##### Raw data

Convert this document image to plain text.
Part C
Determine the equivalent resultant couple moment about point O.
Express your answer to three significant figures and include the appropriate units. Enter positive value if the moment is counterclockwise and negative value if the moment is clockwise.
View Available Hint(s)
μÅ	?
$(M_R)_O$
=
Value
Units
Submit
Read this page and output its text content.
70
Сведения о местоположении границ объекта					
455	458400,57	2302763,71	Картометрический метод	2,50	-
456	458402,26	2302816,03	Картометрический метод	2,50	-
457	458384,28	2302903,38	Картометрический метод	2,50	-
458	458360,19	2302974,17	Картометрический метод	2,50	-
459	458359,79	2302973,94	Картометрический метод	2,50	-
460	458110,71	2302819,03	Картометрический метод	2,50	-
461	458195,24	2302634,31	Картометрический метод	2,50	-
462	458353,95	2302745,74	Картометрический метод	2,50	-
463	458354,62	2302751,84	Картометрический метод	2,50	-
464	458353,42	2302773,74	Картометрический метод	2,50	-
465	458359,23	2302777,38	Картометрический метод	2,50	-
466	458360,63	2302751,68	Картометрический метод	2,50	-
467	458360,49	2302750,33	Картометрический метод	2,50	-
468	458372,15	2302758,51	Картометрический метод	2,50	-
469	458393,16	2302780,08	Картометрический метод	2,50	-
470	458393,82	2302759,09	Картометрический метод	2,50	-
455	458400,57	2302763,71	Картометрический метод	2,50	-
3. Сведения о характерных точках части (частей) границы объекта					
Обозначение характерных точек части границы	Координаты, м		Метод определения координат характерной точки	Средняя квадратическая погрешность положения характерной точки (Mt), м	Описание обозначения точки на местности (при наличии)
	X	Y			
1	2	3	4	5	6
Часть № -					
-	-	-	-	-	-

##########

**What to work on**
Repeat all the entries word for word.

**Reply**
Convert this document image to plain text.
Part C
Determine the equivalent resultant couple moment about point O.
Express your answer to three significant figures and include the appropriate units. Enter positive value if the moment is counterclockwise and negative value if the moment is clockwise.
View Available Hint(s)
μÅ	?
$(M_R)_O$
=
Value
Units
Submit
Read this page and output its text content.
70
Сведения о местоположении границ объекта					
455	458400,57	2302763,71	Картометрический метод	2,50	-
456	458402,26	2302816,03	Картометрический метод	2,50	-
457	458384,28	2302903,38	Картометрический метод	2,50	-
458	458360,19	2302974,17	Картометрический метод	2,50	-
459	458359,79	2302973,94	Картометрический метод	2,50	-
460	458110,71	2302819,03	Картометрический метод	2,50	-
461	458195,24	2302634,31	Картометрический метод	2,50	-
462	458353,95	2302745,74	Картометрический метод	2,50	-
463	458354,62	2302751,84	Картометрический метод	2,50	-
464	458353,42	2302773,74	Картометрический метод	2,50	-
465	458359,23	2302777,38	Картометрический метод	2,50	-
466	458360,63	2302751,68	Картометрический метод	2,50	-
467	458360,49	2302750,33	Картометрический метод	2,50	-
468	458372,15	2302758,51	Картометрический метод	2,50	-
469	458393,16	2302780,08	Картометрический метод	2,50	-
470	458393,82	2302759,09	Картометрический метод	2,50	-
455	458400,57	2302763,71	Картометрический метод	2,50	-
3. Сведения о характерных точках части (частей) границы объекта					
Обозначение характерных точек части границы	Координаты, м		Метод определения координат характерной точки	Средняя квадратическая погрешность положения характерной точки (Mt), м	Описание обозначения точки на местности (при наличии)
	X	Y			
1	2	3	4	5	6
Часть № -					
-	-	-	-	-	-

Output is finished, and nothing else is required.